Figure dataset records
----
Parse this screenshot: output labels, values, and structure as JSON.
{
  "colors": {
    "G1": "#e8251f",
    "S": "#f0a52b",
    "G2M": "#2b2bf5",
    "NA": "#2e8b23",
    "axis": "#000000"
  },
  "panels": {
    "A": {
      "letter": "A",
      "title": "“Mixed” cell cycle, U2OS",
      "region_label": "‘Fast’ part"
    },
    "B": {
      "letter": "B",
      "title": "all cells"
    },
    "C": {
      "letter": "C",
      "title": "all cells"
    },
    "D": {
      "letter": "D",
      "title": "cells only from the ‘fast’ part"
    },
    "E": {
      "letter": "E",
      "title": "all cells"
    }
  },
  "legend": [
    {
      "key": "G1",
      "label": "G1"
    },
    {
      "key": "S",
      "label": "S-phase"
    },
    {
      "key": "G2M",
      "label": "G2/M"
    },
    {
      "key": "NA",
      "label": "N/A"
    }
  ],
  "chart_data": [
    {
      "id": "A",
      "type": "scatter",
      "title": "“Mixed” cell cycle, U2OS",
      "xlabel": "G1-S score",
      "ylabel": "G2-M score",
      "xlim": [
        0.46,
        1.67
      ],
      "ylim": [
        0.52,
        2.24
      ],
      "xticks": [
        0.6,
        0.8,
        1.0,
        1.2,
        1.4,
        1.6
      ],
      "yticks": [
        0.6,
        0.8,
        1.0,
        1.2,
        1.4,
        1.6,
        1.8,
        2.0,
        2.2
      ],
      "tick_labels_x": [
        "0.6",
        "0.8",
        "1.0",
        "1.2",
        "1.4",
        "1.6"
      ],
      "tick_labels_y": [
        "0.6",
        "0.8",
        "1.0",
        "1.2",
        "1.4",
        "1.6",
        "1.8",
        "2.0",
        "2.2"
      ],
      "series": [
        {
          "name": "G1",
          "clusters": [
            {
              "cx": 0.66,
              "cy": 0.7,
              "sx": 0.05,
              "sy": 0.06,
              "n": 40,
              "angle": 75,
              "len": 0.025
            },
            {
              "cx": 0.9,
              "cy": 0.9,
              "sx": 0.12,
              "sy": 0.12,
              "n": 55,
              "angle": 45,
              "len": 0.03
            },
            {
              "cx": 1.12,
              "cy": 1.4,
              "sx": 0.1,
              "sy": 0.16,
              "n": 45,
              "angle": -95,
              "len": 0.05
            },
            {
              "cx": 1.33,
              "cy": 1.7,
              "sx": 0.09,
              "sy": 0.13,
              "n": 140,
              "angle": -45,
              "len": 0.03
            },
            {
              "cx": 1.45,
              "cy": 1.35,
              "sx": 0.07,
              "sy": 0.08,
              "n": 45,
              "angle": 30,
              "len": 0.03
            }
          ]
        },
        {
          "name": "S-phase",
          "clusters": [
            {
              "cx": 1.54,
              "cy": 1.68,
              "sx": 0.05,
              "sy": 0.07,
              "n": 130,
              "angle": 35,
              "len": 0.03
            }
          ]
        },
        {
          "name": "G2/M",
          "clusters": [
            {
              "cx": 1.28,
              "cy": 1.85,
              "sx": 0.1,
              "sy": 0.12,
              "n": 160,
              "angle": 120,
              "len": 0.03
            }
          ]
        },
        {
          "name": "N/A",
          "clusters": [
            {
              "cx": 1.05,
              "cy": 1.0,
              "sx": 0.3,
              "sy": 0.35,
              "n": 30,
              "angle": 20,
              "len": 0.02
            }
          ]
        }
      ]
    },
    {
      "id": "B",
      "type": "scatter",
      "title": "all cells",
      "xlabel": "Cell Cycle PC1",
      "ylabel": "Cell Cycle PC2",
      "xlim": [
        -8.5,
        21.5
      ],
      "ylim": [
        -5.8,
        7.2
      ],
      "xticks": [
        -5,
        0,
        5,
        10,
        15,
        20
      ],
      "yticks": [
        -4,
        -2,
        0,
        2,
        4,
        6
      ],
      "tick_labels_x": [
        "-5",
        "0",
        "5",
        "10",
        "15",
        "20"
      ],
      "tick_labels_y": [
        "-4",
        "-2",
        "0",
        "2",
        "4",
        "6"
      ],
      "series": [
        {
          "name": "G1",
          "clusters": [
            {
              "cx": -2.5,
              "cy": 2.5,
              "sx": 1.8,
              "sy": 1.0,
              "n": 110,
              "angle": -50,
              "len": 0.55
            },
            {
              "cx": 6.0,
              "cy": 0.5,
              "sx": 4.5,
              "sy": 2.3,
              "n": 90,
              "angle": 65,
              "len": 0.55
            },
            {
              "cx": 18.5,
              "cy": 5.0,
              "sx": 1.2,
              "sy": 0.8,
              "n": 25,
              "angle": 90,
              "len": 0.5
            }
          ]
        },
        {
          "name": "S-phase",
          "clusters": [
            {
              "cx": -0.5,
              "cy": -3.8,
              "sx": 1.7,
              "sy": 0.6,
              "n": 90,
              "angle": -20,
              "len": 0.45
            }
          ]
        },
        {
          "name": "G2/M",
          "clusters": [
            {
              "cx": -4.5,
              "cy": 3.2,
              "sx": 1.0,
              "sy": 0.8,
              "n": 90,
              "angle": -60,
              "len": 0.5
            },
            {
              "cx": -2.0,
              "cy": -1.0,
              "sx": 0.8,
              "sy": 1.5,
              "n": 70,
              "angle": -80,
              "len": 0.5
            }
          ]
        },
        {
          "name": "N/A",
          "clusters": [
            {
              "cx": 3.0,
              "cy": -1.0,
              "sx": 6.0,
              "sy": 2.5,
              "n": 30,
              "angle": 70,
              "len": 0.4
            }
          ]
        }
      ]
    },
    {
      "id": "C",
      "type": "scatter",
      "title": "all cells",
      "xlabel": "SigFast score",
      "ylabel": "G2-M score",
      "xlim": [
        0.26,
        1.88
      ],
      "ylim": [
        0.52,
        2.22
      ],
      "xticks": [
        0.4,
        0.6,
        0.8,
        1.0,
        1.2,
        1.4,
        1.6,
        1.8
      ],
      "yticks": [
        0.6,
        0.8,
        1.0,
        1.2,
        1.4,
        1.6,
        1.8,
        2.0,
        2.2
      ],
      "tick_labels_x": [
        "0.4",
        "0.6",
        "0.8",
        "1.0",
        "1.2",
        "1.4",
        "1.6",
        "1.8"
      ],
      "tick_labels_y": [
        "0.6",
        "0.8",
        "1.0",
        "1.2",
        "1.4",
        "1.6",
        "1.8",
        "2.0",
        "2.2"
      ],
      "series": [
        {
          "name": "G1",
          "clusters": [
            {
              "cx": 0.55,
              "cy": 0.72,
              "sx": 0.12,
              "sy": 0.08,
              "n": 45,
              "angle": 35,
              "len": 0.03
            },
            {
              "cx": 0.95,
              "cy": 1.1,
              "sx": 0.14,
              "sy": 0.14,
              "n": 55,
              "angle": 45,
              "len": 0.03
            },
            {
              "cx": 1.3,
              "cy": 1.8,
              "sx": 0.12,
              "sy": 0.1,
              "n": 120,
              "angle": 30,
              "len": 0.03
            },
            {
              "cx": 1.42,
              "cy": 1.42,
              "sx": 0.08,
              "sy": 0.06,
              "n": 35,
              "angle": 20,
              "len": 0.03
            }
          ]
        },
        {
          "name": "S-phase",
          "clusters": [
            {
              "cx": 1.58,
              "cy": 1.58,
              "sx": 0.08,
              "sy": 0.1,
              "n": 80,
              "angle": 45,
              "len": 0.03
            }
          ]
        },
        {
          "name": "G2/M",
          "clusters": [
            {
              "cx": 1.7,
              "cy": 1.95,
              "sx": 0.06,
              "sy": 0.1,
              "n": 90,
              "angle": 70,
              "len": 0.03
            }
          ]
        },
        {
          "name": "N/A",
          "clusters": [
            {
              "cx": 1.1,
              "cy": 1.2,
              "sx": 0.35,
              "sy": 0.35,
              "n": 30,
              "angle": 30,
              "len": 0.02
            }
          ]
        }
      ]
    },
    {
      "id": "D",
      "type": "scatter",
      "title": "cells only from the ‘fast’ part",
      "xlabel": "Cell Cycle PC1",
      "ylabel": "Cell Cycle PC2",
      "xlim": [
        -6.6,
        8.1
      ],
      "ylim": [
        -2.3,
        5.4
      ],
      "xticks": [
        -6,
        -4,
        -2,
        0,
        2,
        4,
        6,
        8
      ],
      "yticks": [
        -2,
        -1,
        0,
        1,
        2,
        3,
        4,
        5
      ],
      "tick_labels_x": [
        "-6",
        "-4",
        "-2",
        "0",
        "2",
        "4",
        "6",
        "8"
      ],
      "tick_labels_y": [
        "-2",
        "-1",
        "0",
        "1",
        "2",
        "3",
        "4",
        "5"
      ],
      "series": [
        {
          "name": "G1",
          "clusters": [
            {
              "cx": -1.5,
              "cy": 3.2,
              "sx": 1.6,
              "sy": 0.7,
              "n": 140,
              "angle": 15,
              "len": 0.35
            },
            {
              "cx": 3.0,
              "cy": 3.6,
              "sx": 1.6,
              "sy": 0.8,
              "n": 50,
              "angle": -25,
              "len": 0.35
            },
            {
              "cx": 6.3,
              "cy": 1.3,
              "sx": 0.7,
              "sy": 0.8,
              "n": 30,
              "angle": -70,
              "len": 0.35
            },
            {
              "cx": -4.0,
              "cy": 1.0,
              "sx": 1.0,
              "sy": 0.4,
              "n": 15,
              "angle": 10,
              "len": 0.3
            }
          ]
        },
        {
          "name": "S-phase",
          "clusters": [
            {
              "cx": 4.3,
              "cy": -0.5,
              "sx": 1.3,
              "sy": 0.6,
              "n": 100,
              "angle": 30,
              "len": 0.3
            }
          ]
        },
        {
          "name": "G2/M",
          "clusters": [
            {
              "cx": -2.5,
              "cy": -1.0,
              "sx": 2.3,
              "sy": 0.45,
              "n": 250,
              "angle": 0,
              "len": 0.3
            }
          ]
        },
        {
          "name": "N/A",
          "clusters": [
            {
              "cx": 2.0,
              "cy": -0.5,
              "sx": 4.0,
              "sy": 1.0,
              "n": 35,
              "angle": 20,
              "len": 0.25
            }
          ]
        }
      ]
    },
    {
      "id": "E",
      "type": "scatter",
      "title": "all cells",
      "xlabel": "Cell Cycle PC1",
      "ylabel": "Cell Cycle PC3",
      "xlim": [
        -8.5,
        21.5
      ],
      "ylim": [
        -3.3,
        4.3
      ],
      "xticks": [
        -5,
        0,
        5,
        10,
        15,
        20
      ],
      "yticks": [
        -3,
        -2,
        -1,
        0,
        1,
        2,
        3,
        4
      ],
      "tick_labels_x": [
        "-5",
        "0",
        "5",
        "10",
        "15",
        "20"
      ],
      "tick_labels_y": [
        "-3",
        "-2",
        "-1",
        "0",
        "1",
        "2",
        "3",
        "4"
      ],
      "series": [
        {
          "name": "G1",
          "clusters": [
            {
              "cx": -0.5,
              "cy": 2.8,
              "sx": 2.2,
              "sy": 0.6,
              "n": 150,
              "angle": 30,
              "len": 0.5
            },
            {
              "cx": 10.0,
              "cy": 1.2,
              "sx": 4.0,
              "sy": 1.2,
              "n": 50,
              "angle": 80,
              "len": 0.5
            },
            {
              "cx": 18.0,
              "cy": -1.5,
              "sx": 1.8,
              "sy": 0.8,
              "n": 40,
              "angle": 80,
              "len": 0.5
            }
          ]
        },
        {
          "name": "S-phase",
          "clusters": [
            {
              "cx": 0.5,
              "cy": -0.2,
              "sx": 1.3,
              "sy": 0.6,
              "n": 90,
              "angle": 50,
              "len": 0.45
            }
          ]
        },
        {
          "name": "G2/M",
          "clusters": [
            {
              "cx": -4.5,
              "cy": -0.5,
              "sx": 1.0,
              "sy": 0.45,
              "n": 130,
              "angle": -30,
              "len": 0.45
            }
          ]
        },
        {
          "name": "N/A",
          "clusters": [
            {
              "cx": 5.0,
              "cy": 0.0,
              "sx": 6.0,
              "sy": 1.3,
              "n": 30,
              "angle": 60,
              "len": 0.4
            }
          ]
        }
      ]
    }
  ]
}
----
Show every line of the data in which the word "part" appears.

      "region_label": "‘Fast’ part"
      "title": "cells only from the ‘fast’ part"
      "title": "cells only from the ‘fast’ part",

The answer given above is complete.